**PROVIDED RECORDS**
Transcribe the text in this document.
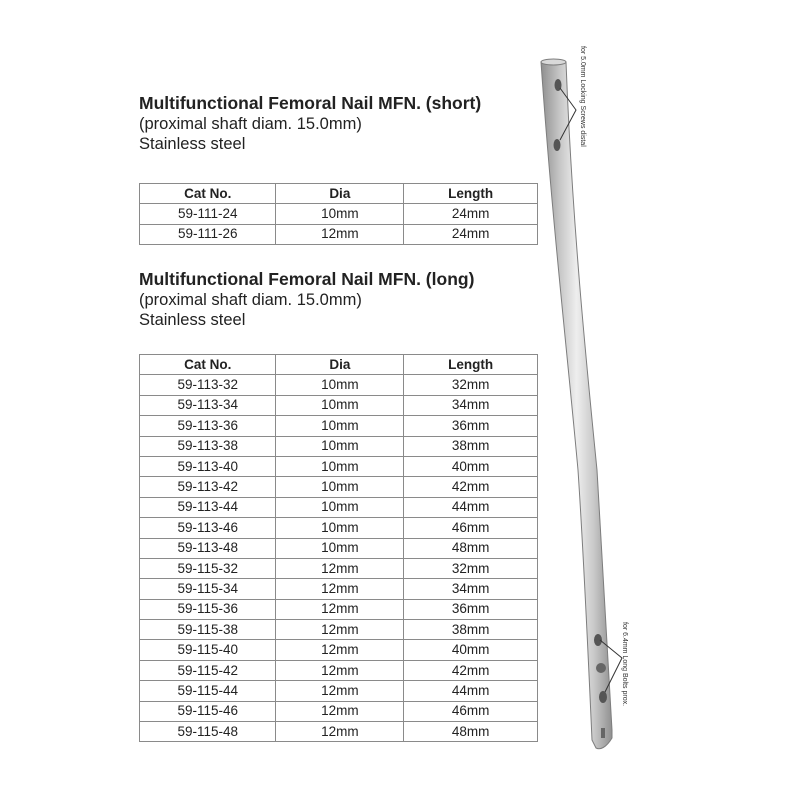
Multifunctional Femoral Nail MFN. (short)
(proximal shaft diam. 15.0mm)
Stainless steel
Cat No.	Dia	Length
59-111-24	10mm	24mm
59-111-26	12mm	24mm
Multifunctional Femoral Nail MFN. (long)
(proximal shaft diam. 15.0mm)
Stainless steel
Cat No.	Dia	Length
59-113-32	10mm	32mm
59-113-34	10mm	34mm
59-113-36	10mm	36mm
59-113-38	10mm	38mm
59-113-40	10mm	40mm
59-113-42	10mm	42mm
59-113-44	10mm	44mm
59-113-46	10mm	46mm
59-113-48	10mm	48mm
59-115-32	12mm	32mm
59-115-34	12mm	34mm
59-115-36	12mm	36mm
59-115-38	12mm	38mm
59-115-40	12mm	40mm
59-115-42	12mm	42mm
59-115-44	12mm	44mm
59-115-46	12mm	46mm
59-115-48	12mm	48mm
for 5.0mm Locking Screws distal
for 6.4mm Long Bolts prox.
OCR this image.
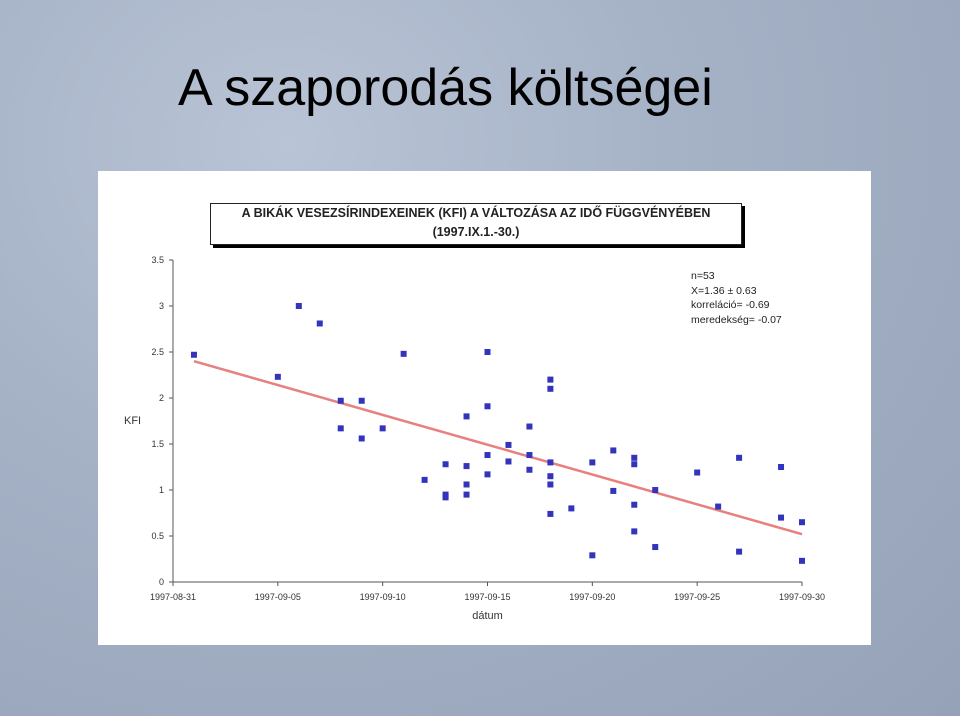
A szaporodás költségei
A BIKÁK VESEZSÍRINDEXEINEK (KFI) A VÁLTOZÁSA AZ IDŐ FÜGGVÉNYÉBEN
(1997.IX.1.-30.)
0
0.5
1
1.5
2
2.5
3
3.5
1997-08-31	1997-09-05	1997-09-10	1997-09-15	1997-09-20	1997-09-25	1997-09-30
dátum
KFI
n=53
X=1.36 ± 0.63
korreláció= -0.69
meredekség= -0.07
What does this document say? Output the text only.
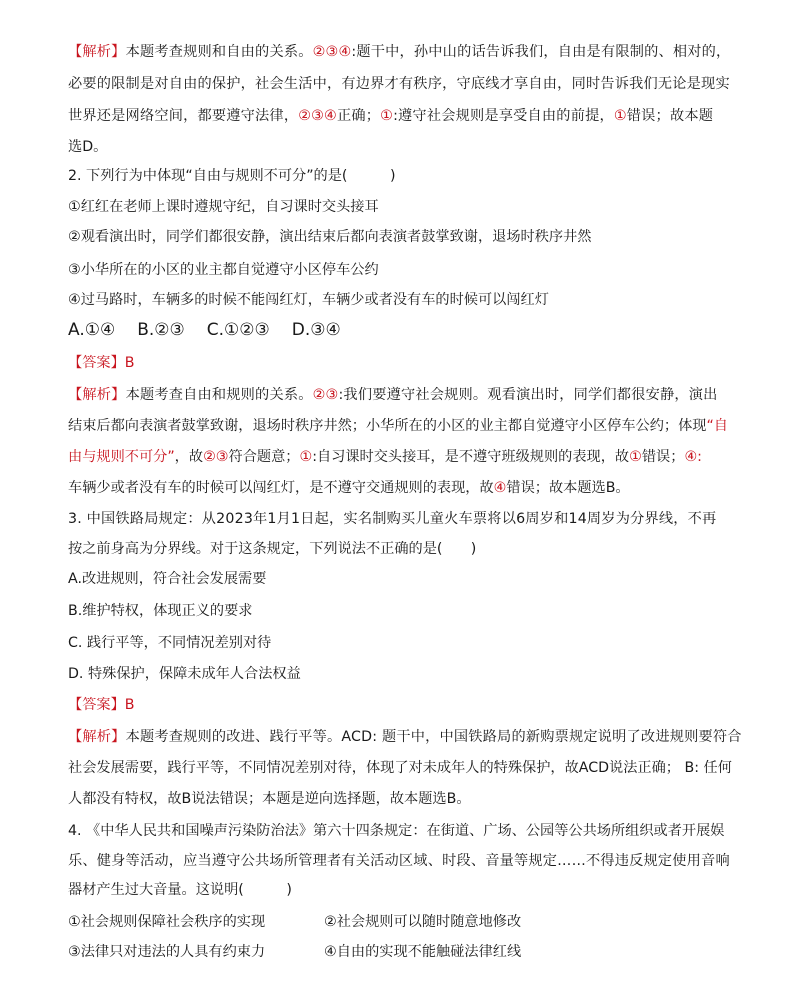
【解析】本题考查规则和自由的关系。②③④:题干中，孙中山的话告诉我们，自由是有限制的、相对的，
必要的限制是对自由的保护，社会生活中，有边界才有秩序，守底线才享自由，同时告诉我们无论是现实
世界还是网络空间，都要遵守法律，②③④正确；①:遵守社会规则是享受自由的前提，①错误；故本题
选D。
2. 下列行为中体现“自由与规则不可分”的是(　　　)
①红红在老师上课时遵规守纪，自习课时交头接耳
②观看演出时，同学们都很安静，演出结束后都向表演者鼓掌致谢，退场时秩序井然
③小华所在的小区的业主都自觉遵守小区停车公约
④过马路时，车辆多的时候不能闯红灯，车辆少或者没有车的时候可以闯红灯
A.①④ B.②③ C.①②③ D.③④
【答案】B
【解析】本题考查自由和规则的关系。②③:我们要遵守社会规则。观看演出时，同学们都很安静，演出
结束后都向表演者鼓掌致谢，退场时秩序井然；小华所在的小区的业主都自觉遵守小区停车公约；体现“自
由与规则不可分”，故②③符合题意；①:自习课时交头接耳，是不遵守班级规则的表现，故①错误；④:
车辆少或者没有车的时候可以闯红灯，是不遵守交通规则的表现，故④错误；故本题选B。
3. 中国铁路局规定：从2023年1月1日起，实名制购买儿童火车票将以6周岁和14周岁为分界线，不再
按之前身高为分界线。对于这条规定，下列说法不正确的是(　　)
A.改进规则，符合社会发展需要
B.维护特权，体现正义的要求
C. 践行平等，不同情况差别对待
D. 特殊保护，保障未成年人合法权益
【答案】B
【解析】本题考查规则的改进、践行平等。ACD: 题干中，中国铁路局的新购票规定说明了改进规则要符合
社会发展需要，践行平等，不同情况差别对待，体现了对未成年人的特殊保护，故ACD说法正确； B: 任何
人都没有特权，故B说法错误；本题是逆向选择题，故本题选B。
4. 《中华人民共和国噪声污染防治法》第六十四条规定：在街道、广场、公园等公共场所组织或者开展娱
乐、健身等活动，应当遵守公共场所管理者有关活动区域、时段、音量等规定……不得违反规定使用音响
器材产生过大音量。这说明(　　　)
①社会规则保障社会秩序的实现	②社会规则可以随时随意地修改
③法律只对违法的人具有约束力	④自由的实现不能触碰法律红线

---

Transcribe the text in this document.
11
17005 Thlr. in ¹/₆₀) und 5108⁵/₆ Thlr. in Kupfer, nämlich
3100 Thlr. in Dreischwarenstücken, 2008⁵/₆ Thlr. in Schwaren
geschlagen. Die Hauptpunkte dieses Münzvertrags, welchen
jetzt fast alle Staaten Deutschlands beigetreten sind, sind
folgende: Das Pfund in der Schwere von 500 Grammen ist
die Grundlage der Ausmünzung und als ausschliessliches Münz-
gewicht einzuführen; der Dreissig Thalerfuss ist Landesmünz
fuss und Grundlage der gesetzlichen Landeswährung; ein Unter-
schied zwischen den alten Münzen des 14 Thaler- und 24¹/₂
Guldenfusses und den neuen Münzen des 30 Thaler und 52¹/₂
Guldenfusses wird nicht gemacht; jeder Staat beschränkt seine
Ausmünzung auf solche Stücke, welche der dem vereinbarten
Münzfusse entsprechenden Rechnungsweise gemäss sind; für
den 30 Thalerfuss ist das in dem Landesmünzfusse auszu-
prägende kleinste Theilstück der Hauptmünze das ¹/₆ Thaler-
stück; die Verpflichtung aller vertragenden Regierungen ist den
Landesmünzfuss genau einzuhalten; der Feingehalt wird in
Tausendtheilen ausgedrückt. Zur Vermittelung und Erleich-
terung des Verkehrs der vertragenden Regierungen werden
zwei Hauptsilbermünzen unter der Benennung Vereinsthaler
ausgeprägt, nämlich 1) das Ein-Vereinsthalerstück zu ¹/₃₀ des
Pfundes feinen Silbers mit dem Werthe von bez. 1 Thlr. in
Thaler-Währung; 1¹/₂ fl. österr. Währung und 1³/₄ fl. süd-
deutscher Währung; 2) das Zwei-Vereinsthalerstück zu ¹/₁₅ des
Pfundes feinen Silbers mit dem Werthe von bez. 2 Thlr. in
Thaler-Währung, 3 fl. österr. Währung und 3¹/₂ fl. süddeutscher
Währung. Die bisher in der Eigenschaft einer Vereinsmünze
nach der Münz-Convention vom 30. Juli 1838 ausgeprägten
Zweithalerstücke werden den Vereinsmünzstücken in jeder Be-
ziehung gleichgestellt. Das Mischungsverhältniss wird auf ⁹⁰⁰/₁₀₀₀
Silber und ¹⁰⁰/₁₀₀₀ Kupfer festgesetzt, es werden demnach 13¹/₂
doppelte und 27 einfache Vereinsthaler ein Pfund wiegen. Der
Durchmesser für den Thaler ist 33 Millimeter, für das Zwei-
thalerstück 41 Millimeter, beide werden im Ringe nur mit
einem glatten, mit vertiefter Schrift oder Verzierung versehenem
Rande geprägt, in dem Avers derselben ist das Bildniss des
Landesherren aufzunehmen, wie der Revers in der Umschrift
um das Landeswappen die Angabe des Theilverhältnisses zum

---

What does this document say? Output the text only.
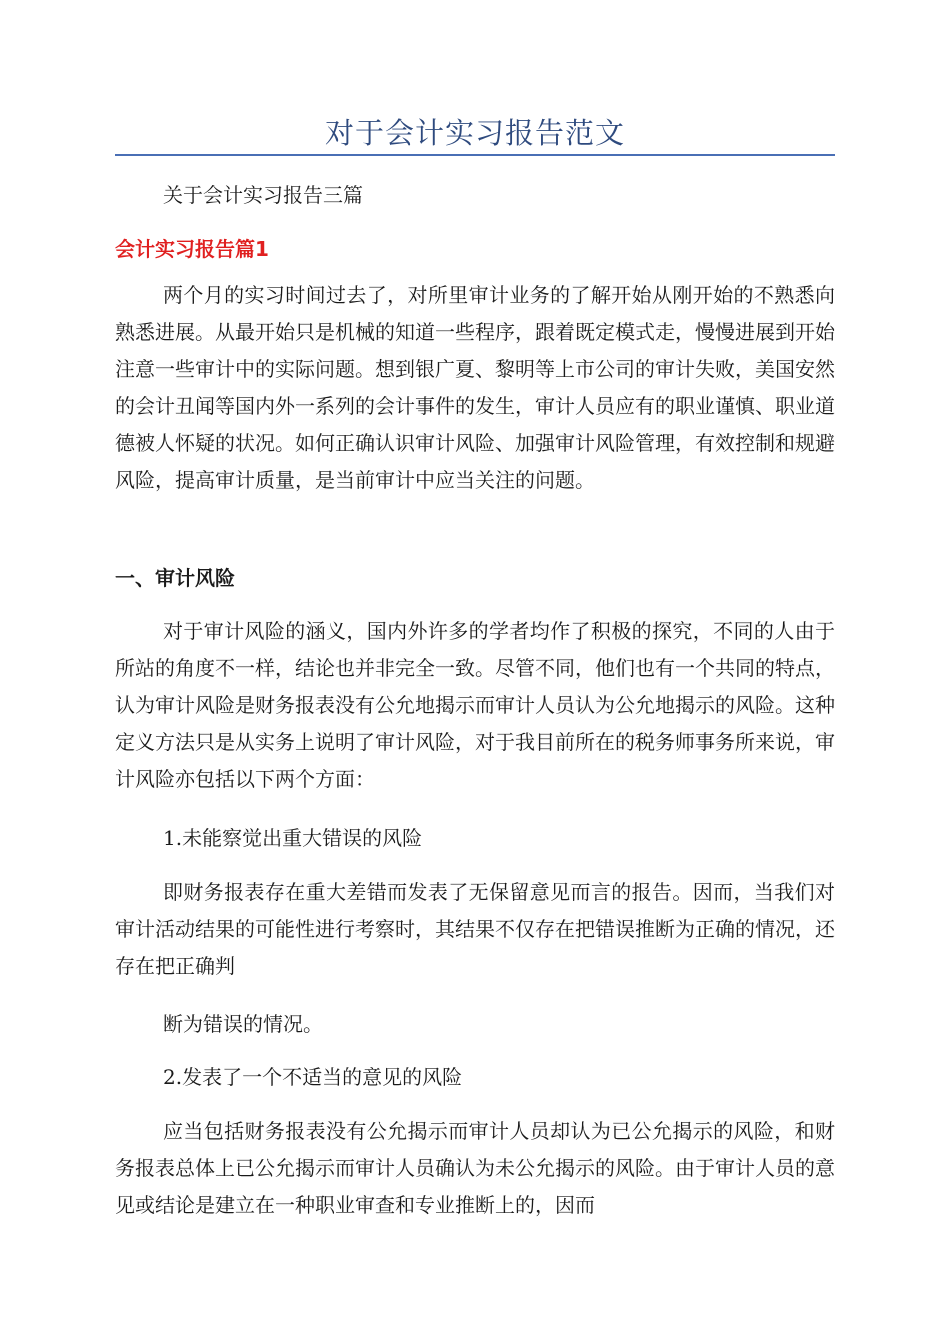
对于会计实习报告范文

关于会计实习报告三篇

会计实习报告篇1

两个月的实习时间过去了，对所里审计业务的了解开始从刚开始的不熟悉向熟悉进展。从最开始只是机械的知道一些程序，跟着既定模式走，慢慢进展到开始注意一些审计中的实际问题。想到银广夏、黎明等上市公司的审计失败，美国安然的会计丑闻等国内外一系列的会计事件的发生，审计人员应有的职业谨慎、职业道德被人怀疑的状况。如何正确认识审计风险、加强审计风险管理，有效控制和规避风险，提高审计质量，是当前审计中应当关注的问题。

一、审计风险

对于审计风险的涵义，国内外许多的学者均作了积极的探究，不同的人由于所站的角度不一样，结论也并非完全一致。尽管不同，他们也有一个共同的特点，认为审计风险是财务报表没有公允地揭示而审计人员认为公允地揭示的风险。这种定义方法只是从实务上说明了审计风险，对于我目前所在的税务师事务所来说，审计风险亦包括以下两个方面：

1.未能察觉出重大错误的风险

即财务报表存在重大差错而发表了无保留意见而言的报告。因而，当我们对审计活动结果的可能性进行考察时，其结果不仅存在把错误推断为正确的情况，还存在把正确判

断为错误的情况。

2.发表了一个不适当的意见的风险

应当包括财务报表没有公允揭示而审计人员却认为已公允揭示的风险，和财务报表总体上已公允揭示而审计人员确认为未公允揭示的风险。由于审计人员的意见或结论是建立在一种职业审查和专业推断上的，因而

**WORK TO BE COMPLETED**
Only the number should be given: how many lines of the data contain the word "sind"?

**CORRECT ANSWER**
2